▶ **Raw data**
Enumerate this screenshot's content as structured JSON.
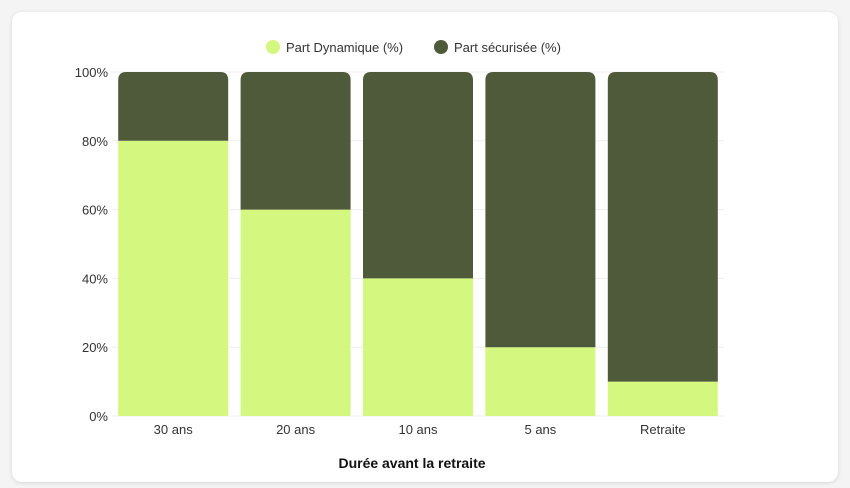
{
  "chart_data": {
    "type": "bar",
    "stacked": true,
    "categories": [
      "30 ans",
      "20 ans",
      "10 ans",
      "5 ans",
      "Retraite"
    ],
    "series": [
      {
        "name": "Part Dynamique (%)",
        "values": [
          80,
          60,
          40,
          20,
          10
        ],
        "color": "#d3f77f"
      },
      {
        "name": "Part sécurisée (%)",
        "values": [
          20,
          40,
          60,
          80,
          90
        ],
        "color": "#4f5a3b"
      }
    ],
    "title": "",
    "xlabel": "Durée avant la retraite",
    "ylabel": "",
    "ylim": [
      0,
      100
    ],
    "yticks": [
      "0%",
      "20%",
      "40%",
      "60%",
      "80%",
      "100%"
    ],
    "grid": true,
    "legend": "top-center"
  }
}
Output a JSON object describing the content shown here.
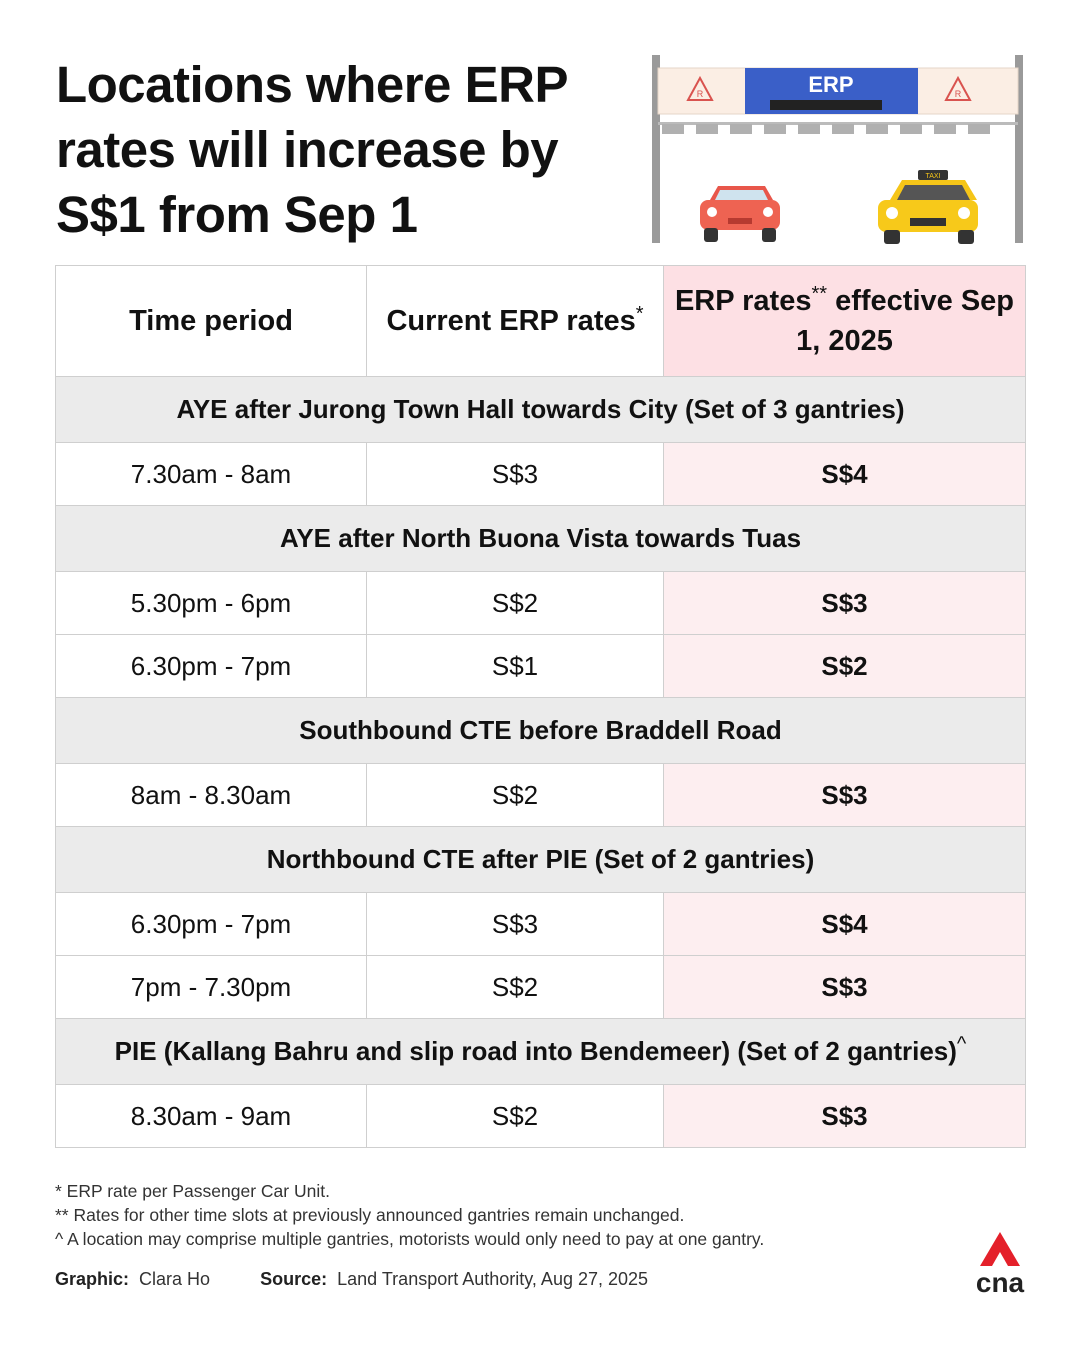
{
  "header": {
    "title": "Locations where ERP rates will increase by S$1 from Sep 1"
  },
  "illustration": {
    "sign_text": "ERP",
    "taxi_text": "TAXI",
    "sign_mark": "R"
  },
  "table": {
    "headers": [
      {
        "text": "Time period"
      },
      {
        "text": "Current ERP rates",
        "sup": "*"
      },
      {
        "text": "ERP rates",
        "sup": "**",
        "text_after": "effective Sep 1, 2025"
      }
    ],
    "sections": [
      {
        "location": "AYE after Jurong Town Hall towards City (Set of 3 gantries)",
        "rows": [
          [
            "7.30am - 8am",
            "S$3",
            "S$4"
          ]
        ]
      },
      {
        "location": "AYE after North Buona Vista towards Tuas",
        "rows": [
          [
            "5.30pm - 6pm",
            "S$2",
            "S$3"
          ],
          [
            "6.30pm - 7pm",
            "S$1",
            "S$2"
          ]
        ]
      },
      {
        "location": "Southbound CTE before Braddell Road",
        "rows": [
          [
            "8am - 8.30am",
            "S$2",
            "S$3"
          ]
        ]
      },
      {
        "location": "Northbound CTE after PIE (Set of 2 gantries)",
        "rows": [
          [
            "6.30pm - 7pm",
            "S$3",
            "S$4"
          ],
          [
            "7pm - 7.30pm",
            "S$2",
            "S$3"
          ]
        ]
      },
      {
        "location": "PIE (Kallang Bahru and slip road into Bendemeer) (Set of 2 gantries)",
        "sup": "^",
        "rows": [
          [
            "8.30am - 9am",
            "S$2",
            "S$3"
          ]
        ]
      }
    ]
  },
  "footnotes": [
    "* ERP rate per Passenger Car Unit.",
    "** Rates for other time slots at previously announced gantries remain unchanged.",
    "^ A location may comprise multiple gantries, motorists would only need to pay at one gantry."
  ],
  "credits": {
    "graphic_label": "Graphic:",
    "graphic": "Clara Ho",
    "source_label": "Source:",
    "source": "Land Transport Authority, Aug 27, 2025"
  },
  "logo": {
    "text": "cna"
  }
}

▶ **Exercise prompt**
Give an exact copy of the material, leaving out every picture.

▶ **Complete response**
Enumerate this screenshot's content as structured JSON.
{
  "chart_data": {
    "type": "bar",
    "stacked": true,
    "categories": [
      "30 ans",
      "20 ans",
      "10 ans",
      "5 ans",
      "Retraite"
    ],
    "series": [
      {
        "name": "Part Dynamique (%)",
        "values": [
          80,
          60,
          40,
          20,
          10
        ],
        "color": "#d3f77f"
      },
      {
        "name": "Part sécurisée (%)",
        "values": [
          20,
          40,
          60,
          80,
          90
        ],
        "color": "#4f5a3b"
      }
    ],
    "title": "",
    "xlabel": "Durée avant la retraite",
    "ylabel": "",
    "ylim": [
      0,
      100
    ],
    "yticks": [
      "0%",
      "20%",
      "40%",
      "60%",
      "80%",
      "100%"
    ],
    "grid": true,
    "legend": "top-center"
  }
}
Output a JSON object describing the content shown here.
{
  "header": {
    "title": "Locations where ERP rates will increase by S$1 from Sep 1"
  },
  "illustration": {
    "sign_text": "ERP",
    "taxi_text": "TAXI",
    "sign_mark": "R"
  },
  "table": {
    "headers": [
      {
        "text": "Time period"
      },
      {
        "text": "Current ERP rates",
        "sup": "*"
      },
      {
        "text": "ERP rates",
        "sup": "**",
        "text_after": "effective Sep 1, 2025"
      }
    ],
    "sections": [
      {
        "location": "AYE after Jurong Town Hall towards City (Set of 3 gantries)",
        "rows": [
          [
            "7.30am - 8am",
            "S$3",
            "S$4"
          ]
        ]
      },
      {
        "location": "AYE after North Buona Vista towards Tuas",
        "rows": [
          [
            "5.30pm - 6pm",
            "S$2",
            "S$3"
          ],
          [
            "6.30pm - 7pm",
            "S$1",
            "S$2"
          ]
        ]
      },
      {
        "location": "Southbound CTE before Braddell Road",
        "rows": [
          [
            "8am - 8.30am",
            "S$2",
            "S$3"
          ]
        ]
      },
      {
        "location": "Northbound CTE after PIE (Set of 2 gantries)",
        "rows": [
          [
            "6.30pm - 7pm",
            "S$3",
            "S$4"
          ],
          [
            "7pm - 7.30pm",
            "S$2",
            "S$3"
          ]
        ]
      },
      {
        "location": "PIE (Kallang Bahru and slip road into Bendemeer) (Set of 2 gantries)",
        "sup": "^",
        "rows": [
          [
            "8.30am - 9am",
            "S$2",
            "S$3"
          ]
        ]
      }
    ]
  },
  "footnotes": [
    "* ERP rate per Passenger Car Unit.",
    "** Rates for other time slots at previously announced gantries remain unchanged.",
    "^ A location may comprise multiple gantries, motorists would only need to pay at one gantry."
  ],
  "credits": {
    "graphic_label": "Graphic:",
    "graphic": "Clara Ho",
    "source_label": "Source:",
    "source": "Land Transport Authority, Aug 27, 2025"
  },
  "logo": {
    "text": "cna"
  }
}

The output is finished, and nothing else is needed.